• [RECORDS FOR THIS TASK]:
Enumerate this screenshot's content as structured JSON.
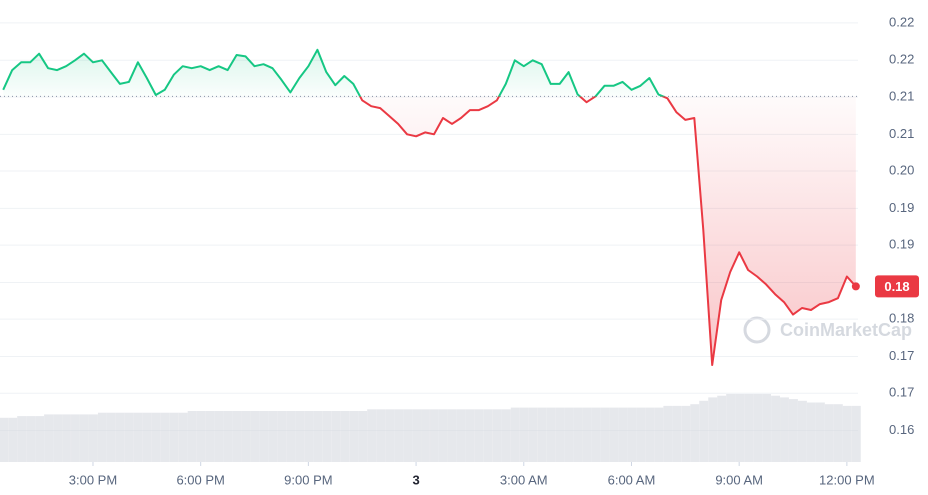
{
  "chart_data": {
    "type": "line",
    "watermark": "CoinMarketCap",
    "x": [
      12.5,
      12.75,
      13,
      13.25,
      13.5,
      13.75,
      14,
      14.25,
      14.5,
      14.75,
      15,
      15.25,
      15.5,
      15.75,
      16,
      16.25,
      16.5,
      16.75,
      17,
      17.25,
      17.5,
      17.75,
      18,
      18.25,
      18.5,
      18.75,
      19,
      19.25,
      19.5,
      19.75,
      20,
      20.25,
      20.5,
      20.75,
      21,
      21.25,
      21.5,
      21.75,
      22,
      22.25,
      22.5,
      22.75,
      23,
      23.25,
      23.5,
      23.75,
      24,
      24.25,
      24.5,
      24.75,
      25,
      25.25,
      25.5,
      25.75,
      26,
      26.25,
      26.5,
      26.75,
      27,
      27.25,
      27.5,
      27.75,
      28,
      28.25,
      28.5,
      28.75,
      29,
      29.25,
      29.5,
      29.75,
      30,
      30.25,
      30.5,
      30.75,
      31,
      31.25,
      31.5,
      31.75,
      32,
      32.25,
      32.5,
      32.75,
      33,
      33.25,
      33.5,
      33.75,
      34,
      34.25,
      34.5,
      34.75,
      35,
      35.25,
      35.5,
      35.75,
      36,
      36.25
    ],
    "series": [
      {
        "name": "Price",
        "color_up": "#16c784",
        "color_down": "#ea3943",
        "values": [
          0.2125,
          0.2155,
          0.2167,
          0.2167,
          0.218,
          0.2158,
          0.2155,
          0.2161,
          0.217,
          0.218,
          0.2167,
          0.217,
          0.2152,
          0.2134,
          0.2137,
          0.2167,
          0.2143,
          0.2117,
          0.2125,
          0.2148,
          0.2161,
          0.2158,
          0.2161,
          0.2155,
          0.2161,
          0.2155,
          0.2178,
          0.2176,
          0.2161,
          0.2164,
          0.2158,
          0.214,
          0.2121,
          0.2143,
          0.2161,
          0.2186,
          0.2152,
          0.2132,
          0.2146,
          0.2134,
          0.2109,
          0.21,
          0.2097,
          0.2085,
          0.2073,
          0.2057,
          0.2054,
          0.206,
          0.2057,
          0.2082,
          0.2073,
          0.2082,
          0.2094,
          0.2094,
          0.21,
          0.2109,
          0.2134,
          0.217,
          0.2161,
          0.217,
          0.2164,
          0.2134,
          0.2134,
          0.2152,
          0.2118,
          0.2106,
          0.2115,
          0.2131,
          0.2131,
          0.2137,
          0.2125,
          0.2131,
          0.2143,
          0.2118,
          0.2112,
          0.2091,
          0.2079,
          0.2082,
          0.1911,
          0.1705,
          0.1804,
          0.1847,
          0.1877,
          0.185,
          0.184,
          0.1828,
          0.1813,
          0.1801,
          0.1782,
          0.1792,
          0.1789,
          0.1798,
          0.1801,
          0.1807,
          0.184,
          0.1825
        ]
      },
      {
        "name": "Volume",
        "color": "#d5d9e0",
        "values": [
          26,
          26,
          27,
          27,
          27,
          28,
          28,
          28,
          28,
          28,
          28,
          29,
          29,
          29,
          29,
          29,
          29,
          29,
          29,
          29,
          29,
          30,
          30,
          30,
          30,
          30,
          30,
          30,
          30,
          30,
          30,
          30,
          30,
          30,
          30,
          30,
          30,
          30,
          30,
          30,
          30,
          31,
          31,
          31,
          31,
          31,
          31,
          31,
          31,
          31,
          31,
          31,
          31,
          31,
          31,
          31,
          31,
          32,
          32,
          32,
          32,
          32,
          32,
          32,
          32,
          32,
          32,
          32,
          32,
          32,
          32,
          32,
          32,
          32,
          33,
          33,
          33,
          34,
          36,
          38,
          39,
          40,
          40,
          40,
          40,
          40,
          39,
          38,
          37,
          36,
          35,
          35,
          34,
          34,
          33,
          33
        ]
      }
    ],
    "baseline": 0.2115,
    "current_price_label": "0.18",
    "xlim": [
      12.41,
      36.31
    ],
    "xticks": [
      {
        "value": 15,
        "label": "3:00 PM"
      },
      {
        "value": 18,
        "label": "6:00 PM"
      },
      {
        "value": 21,
        "label": "9:00 PM"
      },
      {
        "value": 24,
        "label": "3"
      },
      {
        "value": 27,
        "label": "3:00 AM"
      },
      {
        "value": 30,
        "label": "6:00 AM"
      },
      {
        "value": 33,
        "label": "9:00 AM"
      },
      {
        "value": 36,
        "label": "12:00 PM"
      }
    ],
    "ylim": [
      0.1557,
      0.2262
    ],
    "yticks": [
      {
        "value": 0.1605,
        "label": "0.16"
      },
      {
        "value": 0.1662,
        "label": "0.17"
      },
      {
        "value": 0.1718,
        "label": "0.17"
      },
      {
        "value": 0.1775,
        "label": "0.18"
      },
      {
        "value": 0.1831,
        "label": "0.18"
      },
      {
        "value": 0.1888,
        "label": "0.19"
      },
      {
        "value": 0.1944,
        "label": "0.19"
      },
      {
        "value": 0.2001,
        "label": "0.20"
      },
      {
        "value": 0.2057,
        "label": "0.21"
      },
      {
        "value": 0.2114,
        "label": "0.21"
      },
      {
        "value": 0.217,
        "label": "0.22"
      },
      {
        "value": 0.2227,
        "label": "0.22"
      }
    ],
    "grid": true
  }
}
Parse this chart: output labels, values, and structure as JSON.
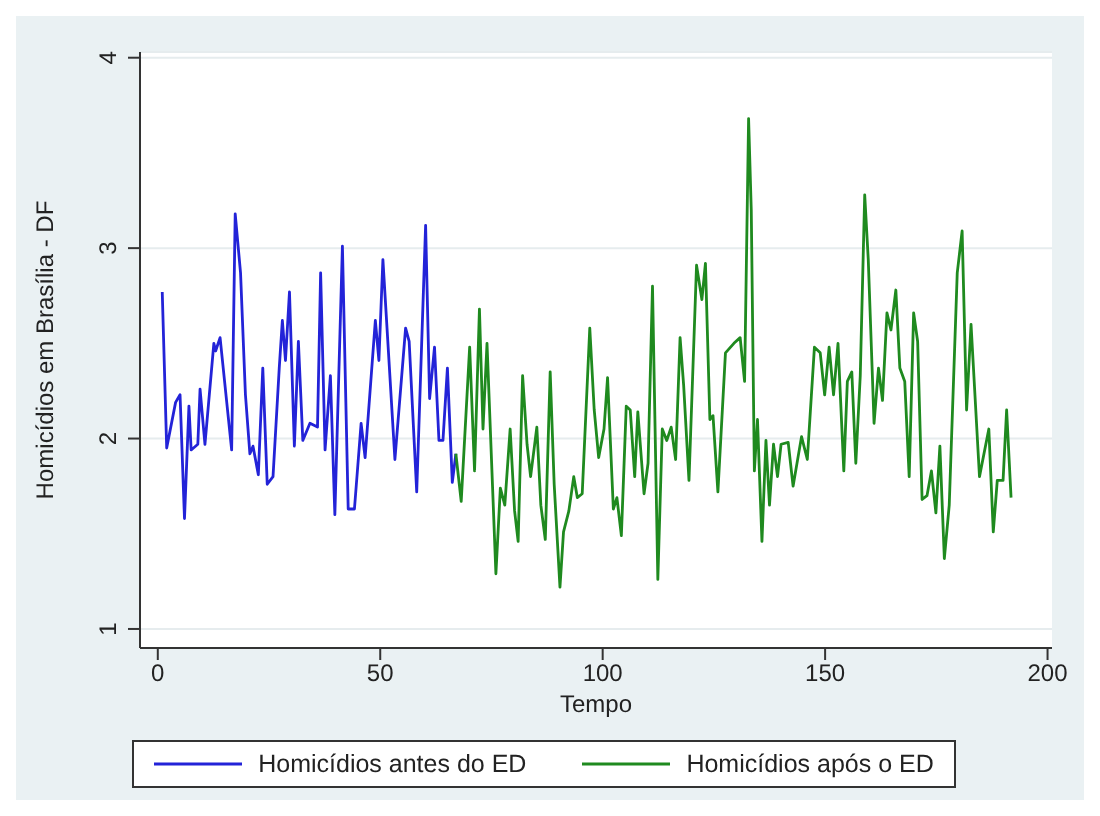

• [GIVEN REQUEST]: In the records above, find each line with the word "JSON" and copy it.

• [SOLVED PROBLEM]:
Enumerate this screenshot's content as structured JSON.
Parse this chart: output labels, values, and structure as JSON.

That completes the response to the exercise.